■ Task goal:
Output every entry exactly as written, skipping any pictures.

■ Dataset records:

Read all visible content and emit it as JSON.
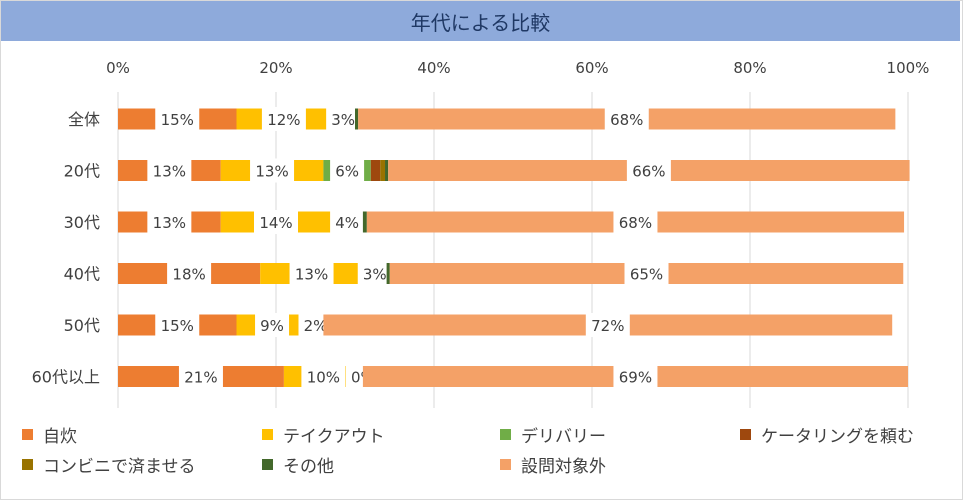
{
  "title": "年代による比較",
  "chart_data": {
    "type": "bar",
    "orientation": "horizontal",
    "stacked": "100%",
    "title": "年代による比較",
    "categories": [
      "全体",
      "20代",
      "30代",
      "40代",
      "50代",
      "60代以上"
    ],
    "x_ticks": [
      "0%",
      "20%",
      "40%",
      "60%",
      "80%",
      "100%"
    ],
    "xlim": [
      0,
      100
    ],
    "grid": true,
    "legend_position": "bottom",
    "series": [
      {
        "name": "自炊",
        "color": "#ed7d31",
        "values": [
          15,
          13,
          13,
          18,
          15,
          21
        ],
        "labels": [
          "15%",
          "13%",
          "13%",
          "18%",
          "15%",
          "21%"
        ]
      },
      {
        "name": "テイクアウト",
        "color": "#ffc000",
        "values": [
          12,
          13,
          14,
          13,
          9,
          10
        ],
        "labels": [
          "12%",
          "13%",
          "14%",
          "13%",
          "9%",
          "10%"
        ]
      },
      {
        "name": "デリバリー",
        "color": "#70ad47",
        "values": [
          3,
          6,
          4,
          3,
          2,
          0
        ],
        "labels": [
          "3%",
          "6%",
          "4%",
          "3%",
          "2%",
          "0%"
        ]
      },
      {
        "name": "ケータリングを頼む",
        "color": "#9e480e",
        "values": [
          0,
          1.2,
          0,
          0,
          0,
          0
        ]
      },
      {
        "name": "コンビニで済ませる",
        "color": "#997300",
        "values": [
          0,
          0.6,
          0,
          0,
          0,
          0
        ]
      },
      {
        "name": "その他",
        "color": "#43682b",
        "values": [
          0.4,
          0.4,
          0.5,
          0.4,
          0,
          0
        ]
      },
      {
        "name": "設問対象外",
        "color": "#f4a167",
        "values": [
          68,
          66,
          68,
          65,
          72,
          69
        ],
        "labels": [
          "68%",
          "66%",
          "68%",
          "65%",
          "72%",
          "69%"
        ]
      }
    ]
  }
}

■ Answer below:
Read all visible content and emit it as JSON.
{
  "title": "年代による比較",
  "chart_data": {
    "type": "bar",
    "orientation": "horizontal",
    "stacked": "100%",
    "title": "年代による比較",
    "categories": [
      "全体",
      "20代",
      "30代",
      "40代",
      "50代",
      "60代以上"
    ],
    "x_ticks": [
      "0%",
      "20%",
      "40%",
      "60%",
      "80%",
      "100%"
    ],
    "xlim": [
      0,
      100
    ],
    "grid": true,
    "legend_position": "bottom",
    "series": [
      {
        "name": "自炊",
        "color": "#ed7d31",
        "values": [
          15,
          13,
          13,
          18,
          15,
          21
        ],
        "labels": [
          "15%",
          "13%",
          "13%",
          "18%",
          "15%",
          "21%"
        ]
      },
      {
        "name": "テイクアウト",
        "color": "#ffc000",
        "values": [
          12,
          13,
          14,
          13,
          9,
          10
        ],
        "labels": [
          "12%",
          "13%",
          "14%",
          "13%",
          "9%",
          "10%"
        ]
      },
      {
        "name": "デリバリー",
        "color": "#70ad47",
        "values": [
          3,
          6,
          4,
          3,
          2,
          0
        ],
        "labels": [
          "3%",
          "6%",
          "4%",
          "3%",
          "2%",
          "0%"
        ]
      },
      {
        "name": "ケータリングを頼む",
        "color": "#9e480e",
        "values": [
          0,
          1.2,
          0,
          0,
          0,
          0
        ]
      },
      {
        "name": "コンビニで済ませる",
        "color": "#997300",
        "values": [
          0,
          0.6,
          0,
          0,
          0,
          0
        ]
      },
      {
        "name": "その他",
        "color": "#43682b",
        "values": [
          0.4,
          0.4,
          0.5,
          0.4,
          0,
          0
        ]
      },
      {
        "name": "設問対象外",
        "color": "#f4a167",
        "values": [
          68,
          66,
          68,
          65,
          72,
          69
        ],
        "labels": [
          "68%",
          "66%",
          "68%",
          "65%",
          "72%",
          "69%"
        ]
      }
    ]
  }
}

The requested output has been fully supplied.